WORK TO BE COMPLETED: Check each line of the entries below for the string "信息工程学院"; copy every line where it appears.

** Begin **

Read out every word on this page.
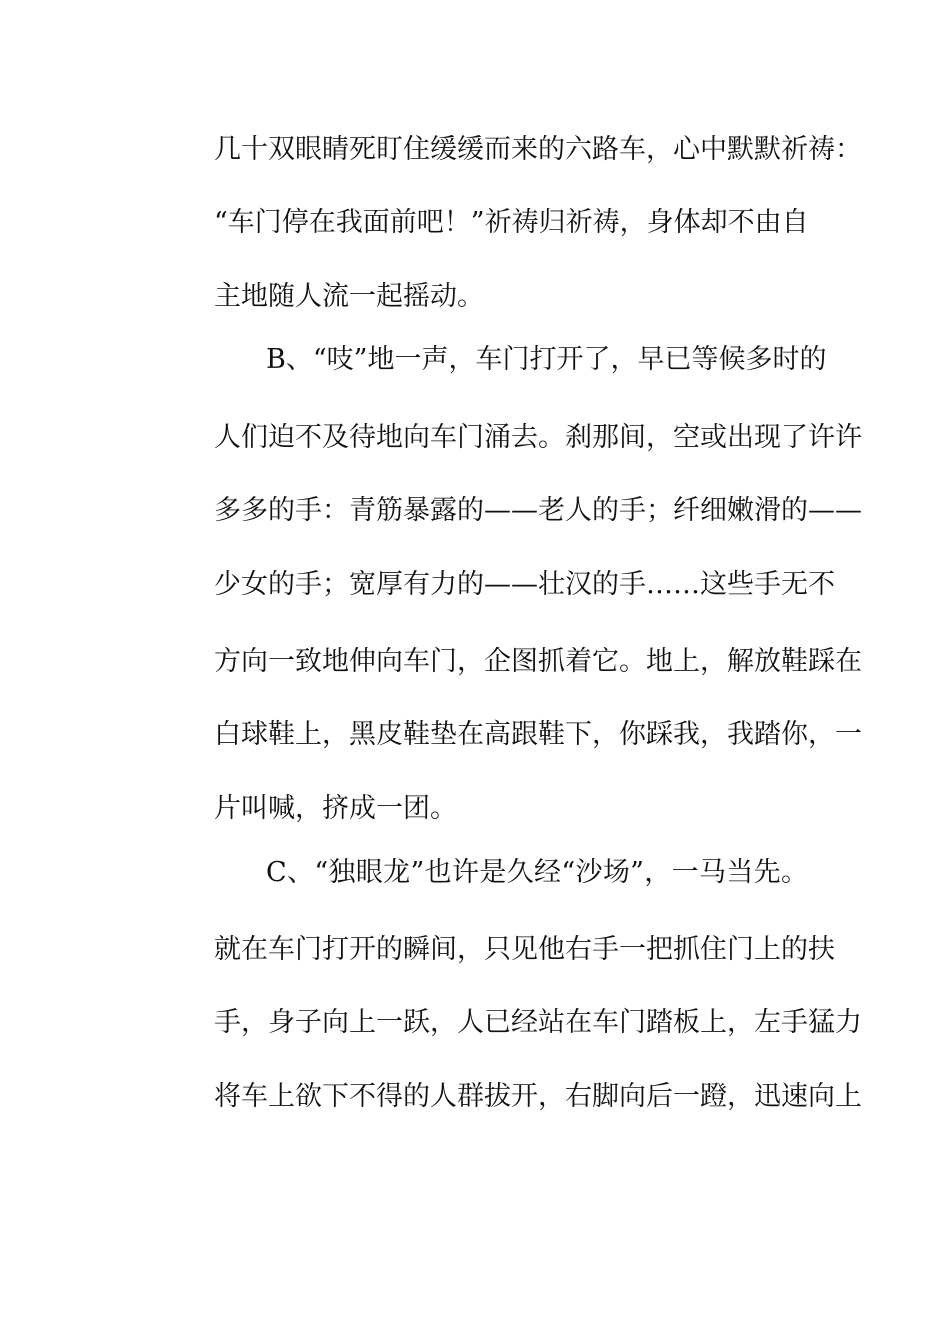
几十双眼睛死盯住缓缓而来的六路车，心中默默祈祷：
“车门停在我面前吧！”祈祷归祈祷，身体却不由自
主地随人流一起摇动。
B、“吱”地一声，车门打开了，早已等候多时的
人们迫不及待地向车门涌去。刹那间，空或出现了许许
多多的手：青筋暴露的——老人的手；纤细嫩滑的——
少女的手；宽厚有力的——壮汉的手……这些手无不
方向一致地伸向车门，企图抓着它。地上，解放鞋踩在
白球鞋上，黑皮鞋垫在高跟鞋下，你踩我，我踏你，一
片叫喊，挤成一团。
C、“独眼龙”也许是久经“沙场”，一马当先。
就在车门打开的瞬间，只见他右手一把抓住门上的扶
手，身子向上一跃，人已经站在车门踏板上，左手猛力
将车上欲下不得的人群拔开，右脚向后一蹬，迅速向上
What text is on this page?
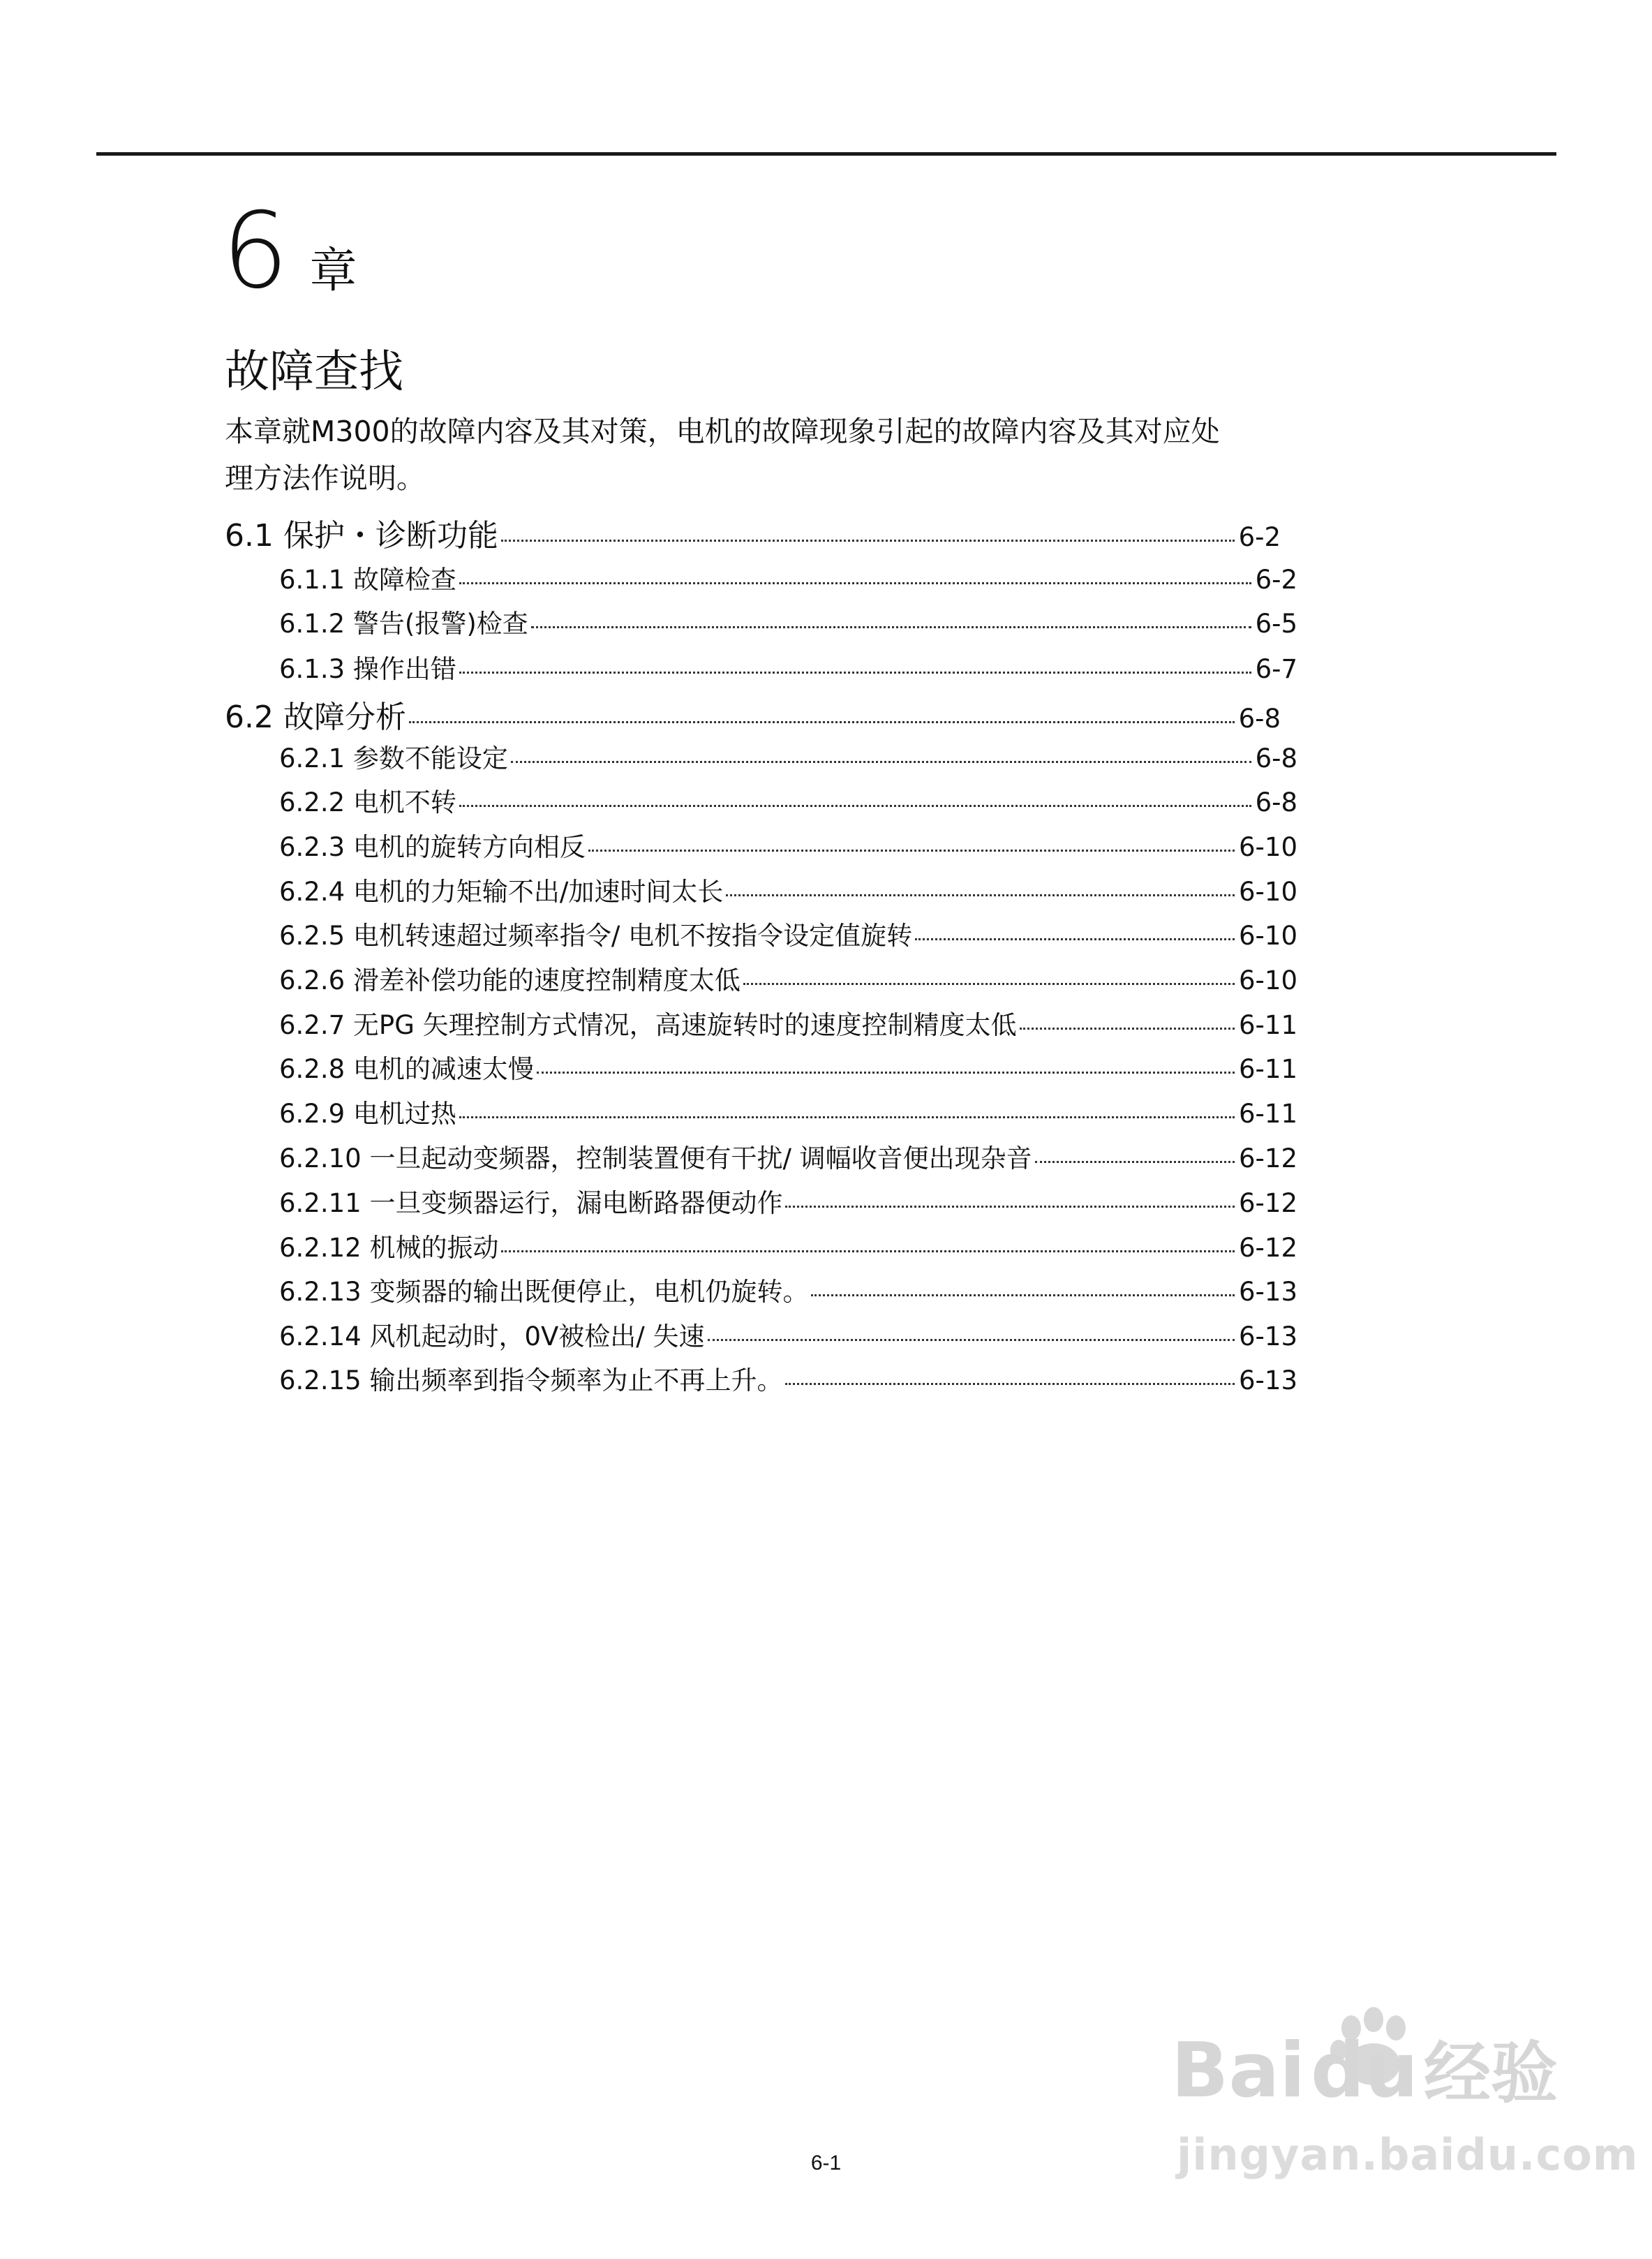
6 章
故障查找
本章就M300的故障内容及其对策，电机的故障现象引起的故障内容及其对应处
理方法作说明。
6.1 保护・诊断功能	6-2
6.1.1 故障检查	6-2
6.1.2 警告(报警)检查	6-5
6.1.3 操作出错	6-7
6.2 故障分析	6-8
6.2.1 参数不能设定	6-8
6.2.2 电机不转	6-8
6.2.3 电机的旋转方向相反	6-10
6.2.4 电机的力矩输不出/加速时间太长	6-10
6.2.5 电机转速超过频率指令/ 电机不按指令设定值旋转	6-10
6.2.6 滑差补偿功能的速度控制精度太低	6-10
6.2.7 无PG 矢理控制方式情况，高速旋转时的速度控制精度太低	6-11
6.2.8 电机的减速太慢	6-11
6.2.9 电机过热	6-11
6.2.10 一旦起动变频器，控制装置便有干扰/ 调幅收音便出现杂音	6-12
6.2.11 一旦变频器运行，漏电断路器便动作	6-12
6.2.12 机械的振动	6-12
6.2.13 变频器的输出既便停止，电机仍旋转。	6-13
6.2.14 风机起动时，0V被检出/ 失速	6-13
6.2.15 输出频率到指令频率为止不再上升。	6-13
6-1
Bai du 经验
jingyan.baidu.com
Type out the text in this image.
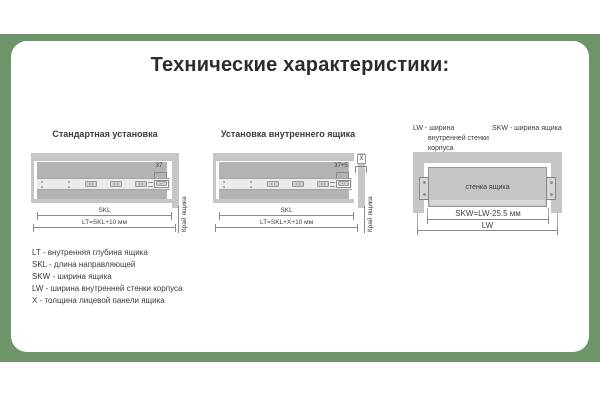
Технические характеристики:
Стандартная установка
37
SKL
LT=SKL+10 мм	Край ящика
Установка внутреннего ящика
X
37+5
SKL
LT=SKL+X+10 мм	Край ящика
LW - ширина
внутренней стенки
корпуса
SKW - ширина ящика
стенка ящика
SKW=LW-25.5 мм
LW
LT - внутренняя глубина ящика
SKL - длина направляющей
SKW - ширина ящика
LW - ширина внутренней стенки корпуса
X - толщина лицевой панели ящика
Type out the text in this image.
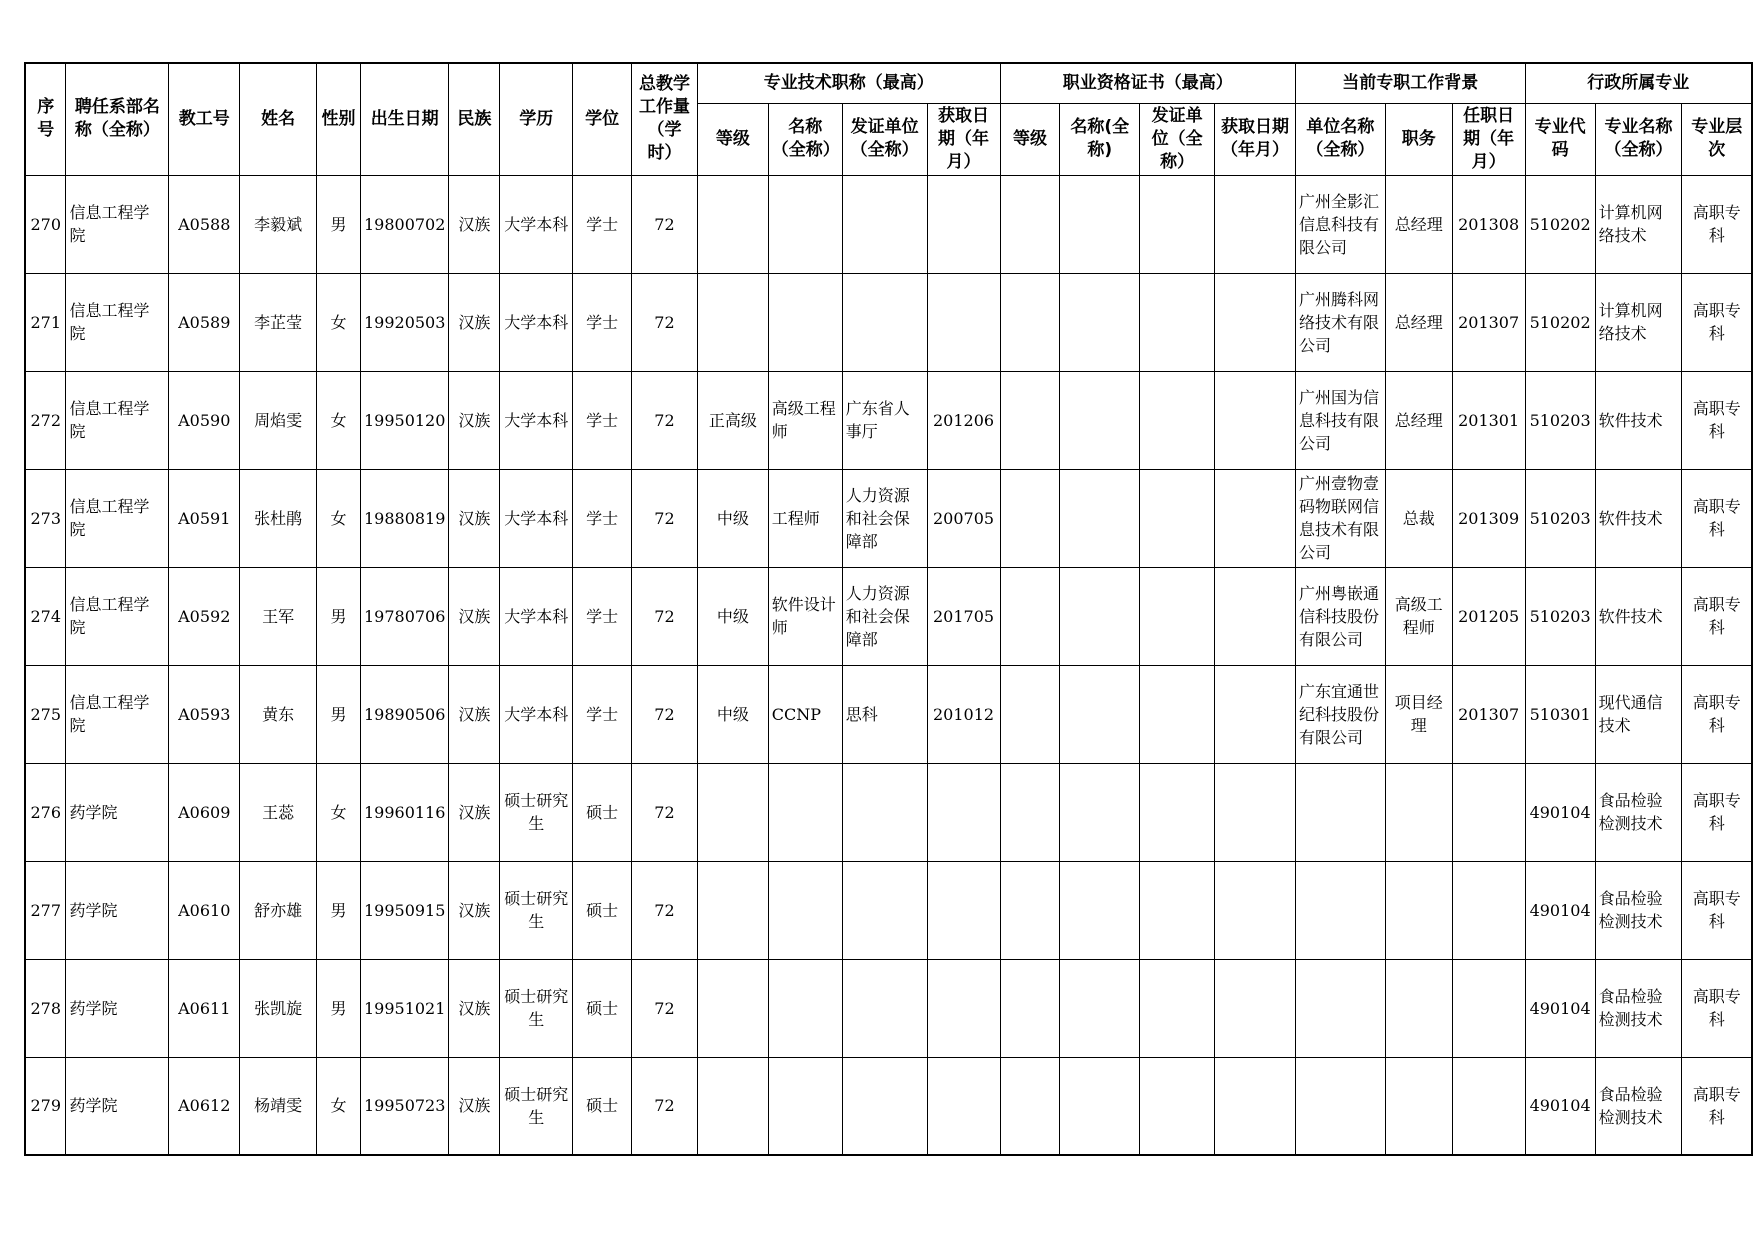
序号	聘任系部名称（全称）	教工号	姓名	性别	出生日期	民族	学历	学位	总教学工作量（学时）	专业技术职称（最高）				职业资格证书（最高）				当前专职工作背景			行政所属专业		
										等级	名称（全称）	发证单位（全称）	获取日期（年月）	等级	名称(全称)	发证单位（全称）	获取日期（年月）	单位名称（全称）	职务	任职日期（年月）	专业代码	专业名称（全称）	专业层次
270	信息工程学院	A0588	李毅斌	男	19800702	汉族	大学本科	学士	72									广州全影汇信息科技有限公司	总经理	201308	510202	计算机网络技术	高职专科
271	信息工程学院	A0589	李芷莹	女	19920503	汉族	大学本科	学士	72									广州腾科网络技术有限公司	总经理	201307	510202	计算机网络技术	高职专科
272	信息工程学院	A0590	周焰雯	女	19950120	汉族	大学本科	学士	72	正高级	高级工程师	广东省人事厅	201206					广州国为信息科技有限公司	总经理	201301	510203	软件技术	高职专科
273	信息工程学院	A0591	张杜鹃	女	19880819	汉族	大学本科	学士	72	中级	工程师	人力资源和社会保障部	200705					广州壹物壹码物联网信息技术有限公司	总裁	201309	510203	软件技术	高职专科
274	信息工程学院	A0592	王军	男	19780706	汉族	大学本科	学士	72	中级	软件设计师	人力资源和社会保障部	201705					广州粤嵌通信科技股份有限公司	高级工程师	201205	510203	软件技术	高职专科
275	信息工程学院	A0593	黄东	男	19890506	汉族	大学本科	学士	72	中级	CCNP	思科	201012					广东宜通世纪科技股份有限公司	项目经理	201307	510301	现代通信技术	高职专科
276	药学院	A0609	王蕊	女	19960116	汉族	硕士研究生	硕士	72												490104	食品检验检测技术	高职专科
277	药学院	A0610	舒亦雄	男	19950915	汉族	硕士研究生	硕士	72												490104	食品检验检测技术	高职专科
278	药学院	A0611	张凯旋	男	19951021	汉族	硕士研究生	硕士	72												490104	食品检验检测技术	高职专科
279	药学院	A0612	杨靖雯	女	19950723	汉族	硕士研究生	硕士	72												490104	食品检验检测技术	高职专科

** End **

REPLY:
270	信息工程学院	A0588	李毅斌	男	19800702	汉族	大学本科	学士	72									广州全影汇信息科技有限公司	总经理	201308	510202	计算机网络技术	高职专科
271	信息工程学院	A0589	李芷莹	女	19920503	汉族	大学本科	学士	72									广州腾科网络技术有限公司	总经理	201307	510202	计算机网络技术	高职专科
272	信息工程学院	A0590	周焰雯	女	19950120	汉族	大学本科	学士	72	正高级	高级工程师	广东省人事厅	201206					广州国为信息科技有限公司	总经理	201301	510203	软件技术	高职专科
273	信息工程学院	A0591	张杜鹃	女	19880819	汉族	大学本科	学士	72	中级	工程师	人力资源和社会保障部	200705					广州壹物壹码物联网信息技术有限公司	总裁	201309	510203	软件技术	高职专科
274	信息工程学院	A0592	王军	男	19780706	汉族	大学本科	学士	72	中级	软件设计师	人力资源和社会保障部	201705					广州粤嵌通信科技股份有限公司	高级工程师	201205	510203	软件技术	高职专科
275	信息工程学院	A0593	黄东	男	19890506	汉族	大学本科	学士	72	中级	CCNP	思科	201012					广东宜通世纪科技股份有限公司	项目经理	201307	510301	现代通信技术	高职专科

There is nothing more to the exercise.